+++ Supplied records

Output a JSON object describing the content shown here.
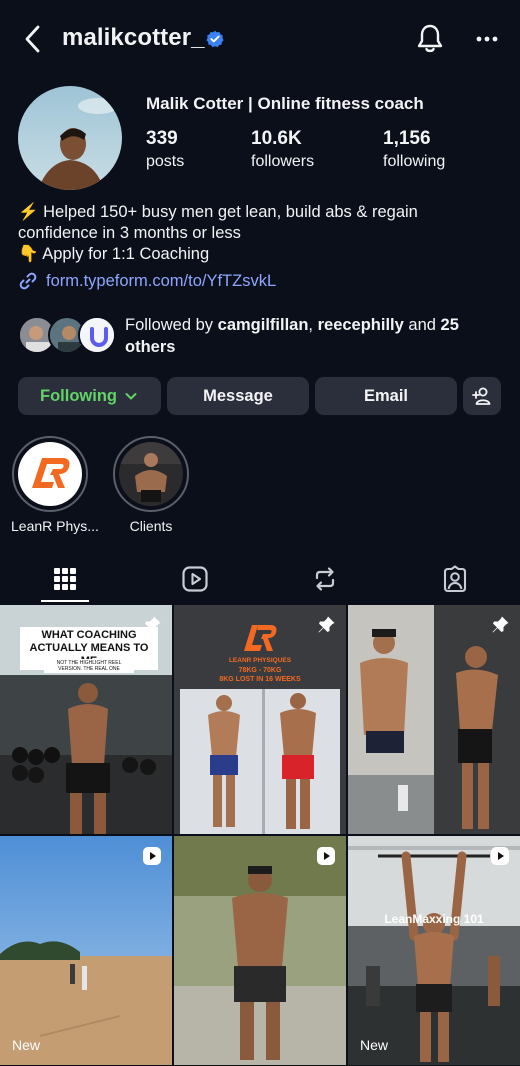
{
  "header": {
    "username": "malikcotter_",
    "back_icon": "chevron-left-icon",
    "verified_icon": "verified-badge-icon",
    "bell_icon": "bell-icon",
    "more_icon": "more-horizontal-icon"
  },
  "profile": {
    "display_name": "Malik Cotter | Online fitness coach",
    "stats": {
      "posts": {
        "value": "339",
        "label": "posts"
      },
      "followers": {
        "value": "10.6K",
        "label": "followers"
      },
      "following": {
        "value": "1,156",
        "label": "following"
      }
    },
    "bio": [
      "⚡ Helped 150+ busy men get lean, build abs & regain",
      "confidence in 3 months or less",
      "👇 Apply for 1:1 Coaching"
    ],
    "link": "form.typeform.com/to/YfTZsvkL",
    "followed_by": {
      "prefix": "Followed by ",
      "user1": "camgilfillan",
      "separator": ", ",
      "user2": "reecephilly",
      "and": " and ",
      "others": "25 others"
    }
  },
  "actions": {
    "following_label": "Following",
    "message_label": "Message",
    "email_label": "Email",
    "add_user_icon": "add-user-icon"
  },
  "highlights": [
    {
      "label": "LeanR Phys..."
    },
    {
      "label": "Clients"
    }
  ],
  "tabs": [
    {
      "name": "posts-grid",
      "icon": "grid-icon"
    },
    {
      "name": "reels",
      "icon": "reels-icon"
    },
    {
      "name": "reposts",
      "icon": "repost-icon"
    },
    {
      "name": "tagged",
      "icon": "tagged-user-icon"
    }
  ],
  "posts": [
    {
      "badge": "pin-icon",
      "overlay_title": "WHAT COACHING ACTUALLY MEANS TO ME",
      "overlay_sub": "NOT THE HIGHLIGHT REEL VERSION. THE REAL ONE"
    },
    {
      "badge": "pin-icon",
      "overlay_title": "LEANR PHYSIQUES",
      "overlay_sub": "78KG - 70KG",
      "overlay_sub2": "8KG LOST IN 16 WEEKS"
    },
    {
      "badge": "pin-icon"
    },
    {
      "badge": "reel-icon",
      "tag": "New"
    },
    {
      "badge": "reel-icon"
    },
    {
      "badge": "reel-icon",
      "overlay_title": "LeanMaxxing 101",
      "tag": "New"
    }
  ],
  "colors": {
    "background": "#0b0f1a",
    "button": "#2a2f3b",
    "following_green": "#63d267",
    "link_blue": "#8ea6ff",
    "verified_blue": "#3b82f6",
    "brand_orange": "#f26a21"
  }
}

++++++
+++ Supplied records

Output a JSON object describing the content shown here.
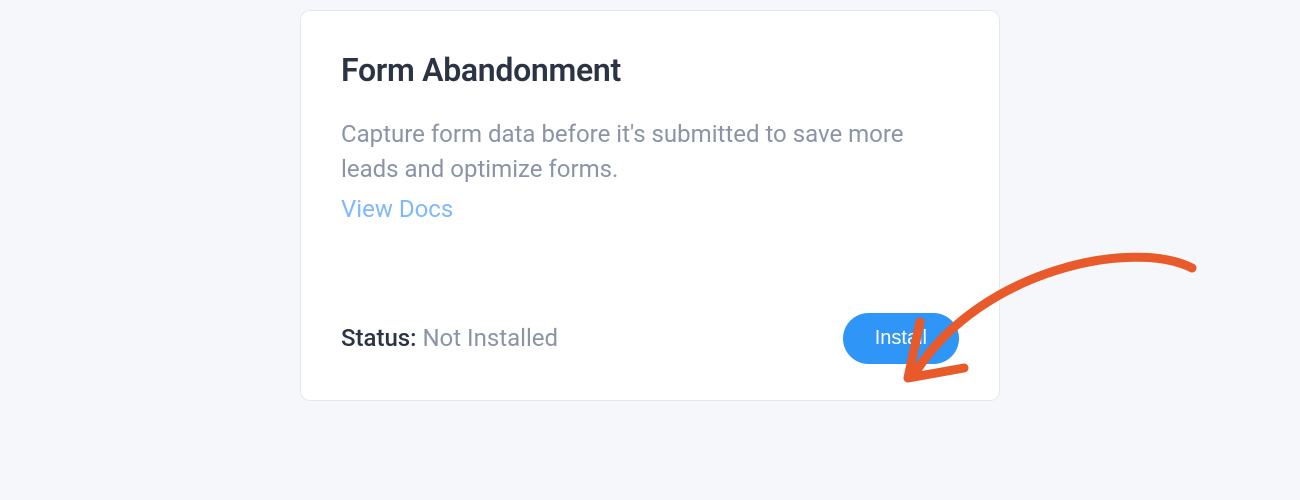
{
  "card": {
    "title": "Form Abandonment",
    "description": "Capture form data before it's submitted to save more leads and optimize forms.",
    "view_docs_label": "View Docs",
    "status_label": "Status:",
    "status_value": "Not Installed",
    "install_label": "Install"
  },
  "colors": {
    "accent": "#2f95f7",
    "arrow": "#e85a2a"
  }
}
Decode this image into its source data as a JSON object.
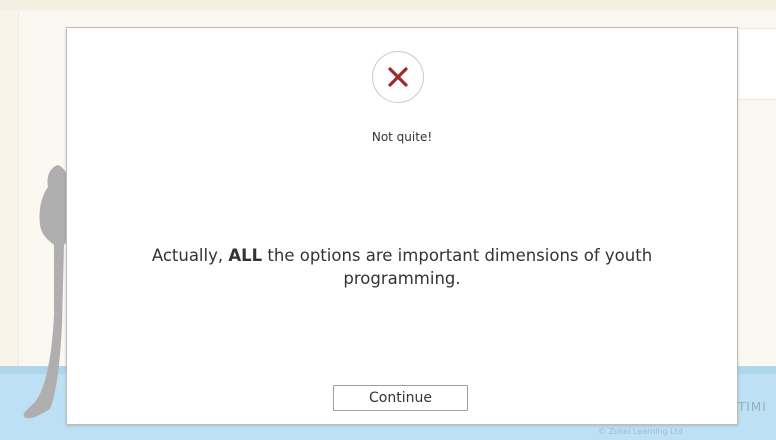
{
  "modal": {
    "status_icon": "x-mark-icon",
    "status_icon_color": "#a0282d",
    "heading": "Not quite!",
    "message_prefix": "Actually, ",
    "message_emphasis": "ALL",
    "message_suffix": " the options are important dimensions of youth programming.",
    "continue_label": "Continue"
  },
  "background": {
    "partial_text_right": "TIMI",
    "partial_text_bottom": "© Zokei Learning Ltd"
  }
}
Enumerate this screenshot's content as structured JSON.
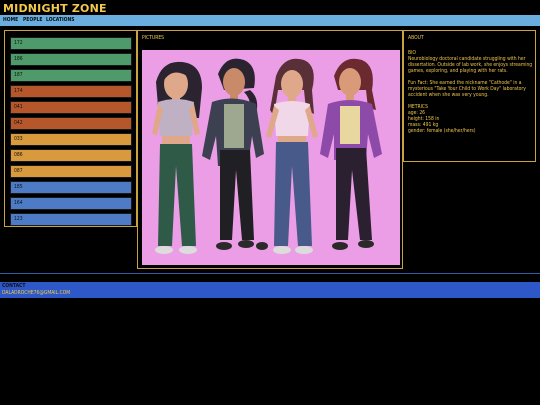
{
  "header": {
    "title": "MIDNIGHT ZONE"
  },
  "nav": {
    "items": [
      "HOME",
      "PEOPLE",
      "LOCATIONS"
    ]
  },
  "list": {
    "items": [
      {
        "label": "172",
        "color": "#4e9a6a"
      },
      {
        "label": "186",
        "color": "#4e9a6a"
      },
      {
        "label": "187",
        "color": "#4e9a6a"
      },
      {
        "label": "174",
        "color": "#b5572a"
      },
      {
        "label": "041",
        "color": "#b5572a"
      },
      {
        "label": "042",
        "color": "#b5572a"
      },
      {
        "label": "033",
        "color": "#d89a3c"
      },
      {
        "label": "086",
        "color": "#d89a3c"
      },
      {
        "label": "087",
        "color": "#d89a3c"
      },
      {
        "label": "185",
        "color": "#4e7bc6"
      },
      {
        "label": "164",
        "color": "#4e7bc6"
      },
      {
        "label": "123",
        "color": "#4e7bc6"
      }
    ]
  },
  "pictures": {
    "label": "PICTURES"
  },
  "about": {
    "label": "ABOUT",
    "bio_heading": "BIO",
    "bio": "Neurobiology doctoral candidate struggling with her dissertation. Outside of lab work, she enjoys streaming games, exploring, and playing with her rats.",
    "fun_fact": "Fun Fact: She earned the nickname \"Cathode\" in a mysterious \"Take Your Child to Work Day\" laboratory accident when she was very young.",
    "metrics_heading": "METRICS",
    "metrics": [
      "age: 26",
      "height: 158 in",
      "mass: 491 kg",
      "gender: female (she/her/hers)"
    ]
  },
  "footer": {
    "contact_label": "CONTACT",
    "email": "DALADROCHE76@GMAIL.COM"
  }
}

++++++

## [What needs to be done]
Pick out the lines above containing the word "more", then copy them.

## [Result below]
    "more_icon": "more-horizontal-icon"
    "description": "Capture form data before it's submitted to save more leads and optimize forms.",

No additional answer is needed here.